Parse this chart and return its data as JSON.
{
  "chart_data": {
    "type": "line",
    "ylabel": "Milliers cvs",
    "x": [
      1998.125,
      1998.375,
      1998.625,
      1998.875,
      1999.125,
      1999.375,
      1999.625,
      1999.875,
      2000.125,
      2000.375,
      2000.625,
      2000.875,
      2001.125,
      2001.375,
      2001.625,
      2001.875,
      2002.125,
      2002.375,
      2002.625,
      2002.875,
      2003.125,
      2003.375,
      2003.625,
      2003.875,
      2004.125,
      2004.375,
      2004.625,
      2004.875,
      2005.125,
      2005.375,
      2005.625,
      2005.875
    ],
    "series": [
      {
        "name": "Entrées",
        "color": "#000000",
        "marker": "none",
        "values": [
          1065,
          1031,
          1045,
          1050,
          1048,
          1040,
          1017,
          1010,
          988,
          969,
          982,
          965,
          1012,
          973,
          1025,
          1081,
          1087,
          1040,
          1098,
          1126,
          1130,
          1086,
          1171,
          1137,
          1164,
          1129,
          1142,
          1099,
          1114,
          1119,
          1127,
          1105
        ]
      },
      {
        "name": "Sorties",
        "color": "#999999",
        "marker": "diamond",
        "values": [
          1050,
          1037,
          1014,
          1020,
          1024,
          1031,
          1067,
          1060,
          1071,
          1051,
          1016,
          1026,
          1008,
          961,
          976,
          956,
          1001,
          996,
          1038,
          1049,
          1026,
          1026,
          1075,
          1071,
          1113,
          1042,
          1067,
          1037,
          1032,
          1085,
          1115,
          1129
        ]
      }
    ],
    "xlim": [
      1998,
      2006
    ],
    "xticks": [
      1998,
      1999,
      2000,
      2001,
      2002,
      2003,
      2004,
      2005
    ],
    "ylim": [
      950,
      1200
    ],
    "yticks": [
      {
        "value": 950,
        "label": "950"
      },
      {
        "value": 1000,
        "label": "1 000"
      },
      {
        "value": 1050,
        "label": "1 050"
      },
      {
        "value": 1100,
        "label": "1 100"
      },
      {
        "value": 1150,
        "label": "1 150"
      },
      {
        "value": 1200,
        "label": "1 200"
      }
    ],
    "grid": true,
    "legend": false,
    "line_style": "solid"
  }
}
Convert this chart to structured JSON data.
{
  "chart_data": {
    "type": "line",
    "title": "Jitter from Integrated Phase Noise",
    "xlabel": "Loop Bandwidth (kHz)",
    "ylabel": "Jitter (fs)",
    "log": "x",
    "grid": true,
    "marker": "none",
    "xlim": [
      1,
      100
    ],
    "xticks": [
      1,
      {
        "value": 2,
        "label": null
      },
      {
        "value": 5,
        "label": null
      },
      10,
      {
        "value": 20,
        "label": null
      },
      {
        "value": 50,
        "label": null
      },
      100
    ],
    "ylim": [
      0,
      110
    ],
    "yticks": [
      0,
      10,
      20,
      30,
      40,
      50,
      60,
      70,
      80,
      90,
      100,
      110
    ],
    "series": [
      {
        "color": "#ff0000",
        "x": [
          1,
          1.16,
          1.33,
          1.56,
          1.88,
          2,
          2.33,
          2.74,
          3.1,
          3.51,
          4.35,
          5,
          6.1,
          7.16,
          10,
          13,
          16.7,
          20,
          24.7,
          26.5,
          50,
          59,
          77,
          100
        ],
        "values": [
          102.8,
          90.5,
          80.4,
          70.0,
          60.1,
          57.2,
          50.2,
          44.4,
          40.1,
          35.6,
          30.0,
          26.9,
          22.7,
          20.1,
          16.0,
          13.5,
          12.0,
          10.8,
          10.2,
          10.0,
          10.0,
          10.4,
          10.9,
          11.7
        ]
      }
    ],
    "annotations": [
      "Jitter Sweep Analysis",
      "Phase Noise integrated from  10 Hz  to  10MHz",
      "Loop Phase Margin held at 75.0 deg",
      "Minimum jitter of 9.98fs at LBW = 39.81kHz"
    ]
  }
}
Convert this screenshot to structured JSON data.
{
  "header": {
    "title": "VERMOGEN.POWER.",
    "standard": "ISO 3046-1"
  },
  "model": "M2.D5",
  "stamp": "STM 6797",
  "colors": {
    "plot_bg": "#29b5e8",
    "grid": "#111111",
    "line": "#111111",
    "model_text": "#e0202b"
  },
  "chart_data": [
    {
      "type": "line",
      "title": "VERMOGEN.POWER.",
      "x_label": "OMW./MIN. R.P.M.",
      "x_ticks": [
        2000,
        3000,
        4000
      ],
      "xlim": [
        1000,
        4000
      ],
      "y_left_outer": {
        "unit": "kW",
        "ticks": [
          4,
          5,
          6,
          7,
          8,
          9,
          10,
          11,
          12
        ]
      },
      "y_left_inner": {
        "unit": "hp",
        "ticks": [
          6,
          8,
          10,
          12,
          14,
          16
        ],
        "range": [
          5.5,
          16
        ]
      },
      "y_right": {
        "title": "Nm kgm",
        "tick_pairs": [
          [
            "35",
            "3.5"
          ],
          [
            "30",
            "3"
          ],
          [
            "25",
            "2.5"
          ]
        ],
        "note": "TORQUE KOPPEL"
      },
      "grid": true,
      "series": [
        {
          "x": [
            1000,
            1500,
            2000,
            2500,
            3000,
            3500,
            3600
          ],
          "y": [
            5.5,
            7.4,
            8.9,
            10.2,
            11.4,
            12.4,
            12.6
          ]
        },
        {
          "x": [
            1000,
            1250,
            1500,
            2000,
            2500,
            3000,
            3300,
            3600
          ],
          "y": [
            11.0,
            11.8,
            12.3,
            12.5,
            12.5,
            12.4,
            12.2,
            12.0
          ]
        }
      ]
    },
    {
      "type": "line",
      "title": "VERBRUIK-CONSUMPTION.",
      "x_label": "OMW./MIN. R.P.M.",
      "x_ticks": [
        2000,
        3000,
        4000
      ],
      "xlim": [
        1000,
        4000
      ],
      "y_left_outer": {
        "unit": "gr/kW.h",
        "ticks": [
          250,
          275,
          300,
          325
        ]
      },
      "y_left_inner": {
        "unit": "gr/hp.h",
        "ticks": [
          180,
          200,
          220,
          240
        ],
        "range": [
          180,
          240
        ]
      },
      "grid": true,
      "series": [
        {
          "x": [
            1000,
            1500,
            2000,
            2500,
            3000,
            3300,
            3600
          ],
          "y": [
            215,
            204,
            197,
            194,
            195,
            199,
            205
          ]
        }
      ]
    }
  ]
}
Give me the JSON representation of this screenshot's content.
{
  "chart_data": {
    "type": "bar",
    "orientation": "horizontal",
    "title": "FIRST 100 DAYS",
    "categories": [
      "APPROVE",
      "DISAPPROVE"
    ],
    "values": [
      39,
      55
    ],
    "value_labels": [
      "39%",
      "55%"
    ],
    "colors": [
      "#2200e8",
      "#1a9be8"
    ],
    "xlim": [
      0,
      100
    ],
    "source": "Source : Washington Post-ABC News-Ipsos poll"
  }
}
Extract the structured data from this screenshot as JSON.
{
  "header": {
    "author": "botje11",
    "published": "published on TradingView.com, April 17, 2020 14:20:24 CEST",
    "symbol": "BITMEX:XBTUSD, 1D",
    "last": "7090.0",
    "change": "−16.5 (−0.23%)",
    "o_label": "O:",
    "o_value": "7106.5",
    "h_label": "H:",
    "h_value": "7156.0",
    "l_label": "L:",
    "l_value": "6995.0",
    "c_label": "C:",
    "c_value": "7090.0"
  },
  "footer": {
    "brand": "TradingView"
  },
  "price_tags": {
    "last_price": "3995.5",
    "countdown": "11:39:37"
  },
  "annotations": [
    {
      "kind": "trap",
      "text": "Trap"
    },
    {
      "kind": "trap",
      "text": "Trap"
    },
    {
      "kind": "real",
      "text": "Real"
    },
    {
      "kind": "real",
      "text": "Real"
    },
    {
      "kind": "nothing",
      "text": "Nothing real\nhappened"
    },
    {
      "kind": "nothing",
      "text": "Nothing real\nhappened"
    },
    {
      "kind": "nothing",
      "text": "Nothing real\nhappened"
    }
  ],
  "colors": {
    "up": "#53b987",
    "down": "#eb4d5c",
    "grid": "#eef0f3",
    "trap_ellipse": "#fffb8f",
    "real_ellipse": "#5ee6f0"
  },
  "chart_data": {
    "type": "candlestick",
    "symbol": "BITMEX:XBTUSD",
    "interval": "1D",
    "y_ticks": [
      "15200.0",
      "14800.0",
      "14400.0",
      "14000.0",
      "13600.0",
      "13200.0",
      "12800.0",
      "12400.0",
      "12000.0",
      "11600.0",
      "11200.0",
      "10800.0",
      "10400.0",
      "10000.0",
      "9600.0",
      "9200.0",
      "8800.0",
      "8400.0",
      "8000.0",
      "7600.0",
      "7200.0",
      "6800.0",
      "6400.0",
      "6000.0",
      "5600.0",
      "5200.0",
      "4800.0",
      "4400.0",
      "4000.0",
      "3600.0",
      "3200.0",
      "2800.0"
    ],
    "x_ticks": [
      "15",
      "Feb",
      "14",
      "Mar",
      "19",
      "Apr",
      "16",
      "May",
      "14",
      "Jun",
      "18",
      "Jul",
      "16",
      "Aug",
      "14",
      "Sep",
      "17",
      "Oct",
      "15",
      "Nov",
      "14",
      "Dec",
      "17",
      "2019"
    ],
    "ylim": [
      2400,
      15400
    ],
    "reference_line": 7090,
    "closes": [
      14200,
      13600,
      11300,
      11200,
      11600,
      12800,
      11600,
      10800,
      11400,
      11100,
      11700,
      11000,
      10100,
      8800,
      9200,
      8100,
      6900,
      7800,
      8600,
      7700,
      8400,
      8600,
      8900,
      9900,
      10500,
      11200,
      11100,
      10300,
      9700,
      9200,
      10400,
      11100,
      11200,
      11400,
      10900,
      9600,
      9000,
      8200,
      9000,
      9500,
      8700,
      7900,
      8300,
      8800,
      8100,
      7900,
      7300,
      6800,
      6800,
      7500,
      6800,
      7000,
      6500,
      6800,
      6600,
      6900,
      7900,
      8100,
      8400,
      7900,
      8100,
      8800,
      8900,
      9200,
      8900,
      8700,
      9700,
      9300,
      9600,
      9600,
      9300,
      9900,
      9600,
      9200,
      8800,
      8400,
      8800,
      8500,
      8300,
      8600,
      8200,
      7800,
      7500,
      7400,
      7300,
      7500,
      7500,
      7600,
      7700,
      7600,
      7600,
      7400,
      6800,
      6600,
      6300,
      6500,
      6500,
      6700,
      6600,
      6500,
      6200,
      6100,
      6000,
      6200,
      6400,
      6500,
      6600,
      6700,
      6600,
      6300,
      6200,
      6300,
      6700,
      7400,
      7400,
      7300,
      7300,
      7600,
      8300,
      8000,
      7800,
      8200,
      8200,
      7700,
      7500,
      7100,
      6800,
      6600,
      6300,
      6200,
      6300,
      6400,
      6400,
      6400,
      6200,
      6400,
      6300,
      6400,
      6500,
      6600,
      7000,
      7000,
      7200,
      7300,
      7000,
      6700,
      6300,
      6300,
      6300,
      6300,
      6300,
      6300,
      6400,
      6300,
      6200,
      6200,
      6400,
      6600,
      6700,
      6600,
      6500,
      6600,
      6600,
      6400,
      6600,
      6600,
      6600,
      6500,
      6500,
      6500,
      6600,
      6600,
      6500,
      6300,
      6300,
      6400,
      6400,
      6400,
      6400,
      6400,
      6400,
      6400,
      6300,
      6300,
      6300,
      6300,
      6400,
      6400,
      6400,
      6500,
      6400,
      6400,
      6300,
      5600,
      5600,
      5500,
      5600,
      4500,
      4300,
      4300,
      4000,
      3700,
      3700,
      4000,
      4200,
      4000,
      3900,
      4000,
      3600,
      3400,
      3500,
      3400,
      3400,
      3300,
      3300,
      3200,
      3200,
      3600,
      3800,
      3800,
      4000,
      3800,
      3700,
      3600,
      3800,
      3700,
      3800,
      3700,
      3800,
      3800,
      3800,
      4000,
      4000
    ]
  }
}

#### [What you have to do]
Search the data for "title" and list every line in which it occurs.

#### [Exercise solution]
    "title": "Jitter from Integrated Phase Noise",
    "title": "VERMOGEN.POWER.",
      "title": "VERMOGEN.POWER.",
        "title": "Nm kgm",
      "title": "VERBRUIK-CONSUMPTION.",
    "title": "FIRST 100 DAYS",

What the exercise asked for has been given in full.